WHAT YOU NEED TO DO: Each of the lines below must be written out exactly as shown.

SOURCE MATERIAL:
= = =

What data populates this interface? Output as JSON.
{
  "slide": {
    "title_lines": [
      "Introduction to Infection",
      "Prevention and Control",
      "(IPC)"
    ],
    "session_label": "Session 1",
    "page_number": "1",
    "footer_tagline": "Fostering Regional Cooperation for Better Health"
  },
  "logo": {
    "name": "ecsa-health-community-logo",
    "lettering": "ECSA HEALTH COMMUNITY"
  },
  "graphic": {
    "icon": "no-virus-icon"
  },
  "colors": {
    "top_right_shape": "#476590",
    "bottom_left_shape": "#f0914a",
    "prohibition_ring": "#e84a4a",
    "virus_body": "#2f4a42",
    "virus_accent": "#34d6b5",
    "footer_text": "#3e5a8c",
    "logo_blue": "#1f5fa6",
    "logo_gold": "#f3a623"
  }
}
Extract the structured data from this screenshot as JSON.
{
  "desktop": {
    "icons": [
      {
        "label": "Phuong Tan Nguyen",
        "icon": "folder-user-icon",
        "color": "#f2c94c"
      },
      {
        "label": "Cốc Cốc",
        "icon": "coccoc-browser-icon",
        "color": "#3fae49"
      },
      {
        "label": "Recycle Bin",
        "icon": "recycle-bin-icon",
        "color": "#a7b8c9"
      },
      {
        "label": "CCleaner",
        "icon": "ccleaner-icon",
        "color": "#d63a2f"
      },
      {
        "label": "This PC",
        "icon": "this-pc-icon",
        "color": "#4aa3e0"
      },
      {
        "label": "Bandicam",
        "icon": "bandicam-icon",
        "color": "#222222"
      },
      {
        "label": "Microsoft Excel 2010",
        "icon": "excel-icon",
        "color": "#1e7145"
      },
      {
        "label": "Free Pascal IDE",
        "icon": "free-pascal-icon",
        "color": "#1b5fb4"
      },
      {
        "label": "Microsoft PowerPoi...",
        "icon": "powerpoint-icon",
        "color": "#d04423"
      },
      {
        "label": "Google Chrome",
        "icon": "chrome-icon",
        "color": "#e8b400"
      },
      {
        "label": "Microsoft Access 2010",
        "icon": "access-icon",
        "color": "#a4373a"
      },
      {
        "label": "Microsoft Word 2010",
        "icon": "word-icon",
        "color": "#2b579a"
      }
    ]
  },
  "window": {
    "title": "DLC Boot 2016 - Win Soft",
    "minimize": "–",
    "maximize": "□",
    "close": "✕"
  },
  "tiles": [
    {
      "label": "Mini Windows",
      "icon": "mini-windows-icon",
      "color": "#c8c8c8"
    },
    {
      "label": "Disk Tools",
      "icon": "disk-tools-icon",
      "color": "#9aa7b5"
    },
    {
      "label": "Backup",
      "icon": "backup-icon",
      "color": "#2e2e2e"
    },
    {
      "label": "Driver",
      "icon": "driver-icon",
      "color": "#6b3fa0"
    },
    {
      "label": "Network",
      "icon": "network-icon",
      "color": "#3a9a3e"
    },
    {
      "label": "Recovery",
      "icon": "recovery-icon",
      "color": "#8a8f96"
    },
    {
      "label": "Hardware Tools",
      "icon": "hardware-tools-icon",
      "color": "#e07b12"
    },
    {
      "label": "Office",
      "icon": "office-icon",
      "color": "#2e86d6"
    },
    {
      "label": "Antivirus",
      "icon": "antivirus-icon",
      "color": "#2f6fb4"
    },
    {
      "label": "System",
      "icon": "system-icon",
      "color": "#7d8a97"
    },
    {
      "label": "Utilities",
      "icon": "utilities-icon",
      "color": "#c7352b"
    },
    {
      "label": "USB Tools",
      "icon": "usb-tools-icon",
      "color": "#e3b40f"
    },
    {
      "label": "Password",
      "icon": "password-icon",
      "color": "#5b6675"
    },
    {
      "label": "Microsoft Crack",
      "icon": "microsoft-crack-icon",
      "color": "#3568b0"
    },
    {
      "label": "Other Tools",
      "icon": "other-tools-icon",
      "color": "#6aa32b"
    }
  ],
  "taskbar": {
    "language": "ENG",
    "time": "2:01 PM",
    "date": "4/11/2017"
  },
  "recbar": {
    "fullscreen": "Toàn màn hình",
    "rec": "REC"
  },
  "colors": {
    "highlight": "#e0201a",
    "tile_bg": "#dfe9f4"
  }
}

= = =

FINISHED TASK:
What data populates this interface? Output as JSON.
{
  "slide": {
    "title_lines": [
      "Introduction to Infection",
      "Prevention and Control",
      "(IPC)"
    ],
    "session_label": "Session 1",
    "page_number": "1",
    "footer_tagline": "Fostering Regional Cooperation for Better Health"
  },
  "logo": {
    "name": "ecsa-health-community-logo",
    "lettering": "ECSA HEALTH COMMUNITY"
  },
  "graphic": {
    "icon": "no-virus-icon"
  },
  "colors": {
    "top_right_shape": "#476590",
    "bottom_left_shape": "#f0914a",
    "prohibition_ring": "#e84a4a",
    "virus_body": "#2f4a42",
    "virus_accent": "#34d6b5",
    "footer_text": "#3e5a8c",
    "logo_blue": "#1f5fa6",
    "logo_gold": "#f3a623"
  }
}
Extract the structured data from this screenshot as JSON.
{
  "desktop": {
    "icons": [
      {
        "label": "Phuong Tan Nguyen",
        "icon": "folder-user-icon",
        "color": "#f2c94c"
      },
      {
        "label": "Cốc Cốc",
        "icon": "coccoc-browser-icon",
        "color": "#3fae49"
      },
      {
        "label": "Recycle Bin",
        "icon": "recycle-bin-icon",
        "color": "#a7b8c9"
      },
      {
        "label": "CCleaner",
        "icon": "ccleaner-icon",
        "color": "#d63a2f"
      },
      {
        "label": "This PC",
        "icon": "this-pc-icon",
        "color": "#4aa3e0"
      },
      {
        "label": "Bandicam",
        "icon": "bandicam-icon",
        "color": "#222222"
      },
      {
        "label": "Microsoft Excel 2010",
        "icon": "excel-icon",
        "color": "#1e7145"
      },
      {
        "label": "Free Pascal IDE",
        "icon": "free-pascal-icon",
        "color": "#1b5fb4"
      },
      {
        "label": "Microsoft PowerPoi...",
        "icon": "powerpoint-icon",
        "color": "#d04423"
      },
      {
        "label": "Google Chrome",
        "icon": "chrome-icon",
        "color": "#e8b400"
      },
      {
        "label": "Microsoft Access 2010",
        "icon": "access-icon",
        "color": "#a4373a"
      },
      {
        "label": "Microsoft Word 2010",
        "icon": "word-icon",
        "color": "#2b579a"
      }
    ]
  },
  "window": {
    "title": "DLC Boot 2016 - Win Soft",
    "minimize": "–",
    "maximize": "□",
    "close": "✕"
  },
  "tiles": [
    {
      "label": "Mini Windows",
      "icon": "mini-windows-icon",
      "color": "#c8c8c8"
    },
    {
      "label": "Disk Tools",
      "icon": "disk-tools-icon",
      "color": "#9aa7b5"
    },
    {
      "label": "Backup",
      "icon": "backup-icon",
      "color": "#2e2e2e"
    },
    {
      "label": "Driver",
      "icon": "driver-icon",
      "color": "#6b3fa0"
    },
    {
      "label": "Network",
      "icon": "network-icon",
      "color": "#3a9a3e"
    },
    {
      "label": "Recovery",
      "icon": "recovery-icon",
      "color": "#8a8f96"
    },
    {
      "label": "Hardware Tools",
      "icon": "hardware-tools-icon",
      "color": "#e07b12"
    },
    {
      "label": "Office",
      "icon": "office-icon",
      "color": "#2e86d6"
    },
    {
      "label": "Antivirus",
      "icon": "antivirus-icon",
      "color": "#2f6fb4"
    },
    {
      "label": "System",
      "icon": "system-icon",
      "color": "#7d8a97"
    },
    {
      "label": "Utilities",
      "icon": "utilities-icon",
      "color": "#c7352b"
    },
    {
      "label": "USB Tools",
      "icon": "usb-tools-icon",
      "color": "#e3b40f"
    },
    {
      "label": "Password",
      "icon": "password-icon",
      "color": "#5b6675"
    },
    {
      "label": "Microsoft Crack",
      "icon": "microsoft-crack-icon",
      "color": "#3568b0"
    },
    {
      "label": "Other Tools",
      "icon": "other-tools-icon",
      "color": "#6aa32b"
    }
  ],
  "taskbar": {
    "language": "ENG",
    "time": "2:01 PM",
    "date": "4/11/2017"
  },
  "recbar": {
    "fullscreen": "Toàn màn hình",
    "rec": "REC"
  },
  "colors": {
    "highlight": "#e0201a",
    "tile_bg": "#dfe9f4"
  }
}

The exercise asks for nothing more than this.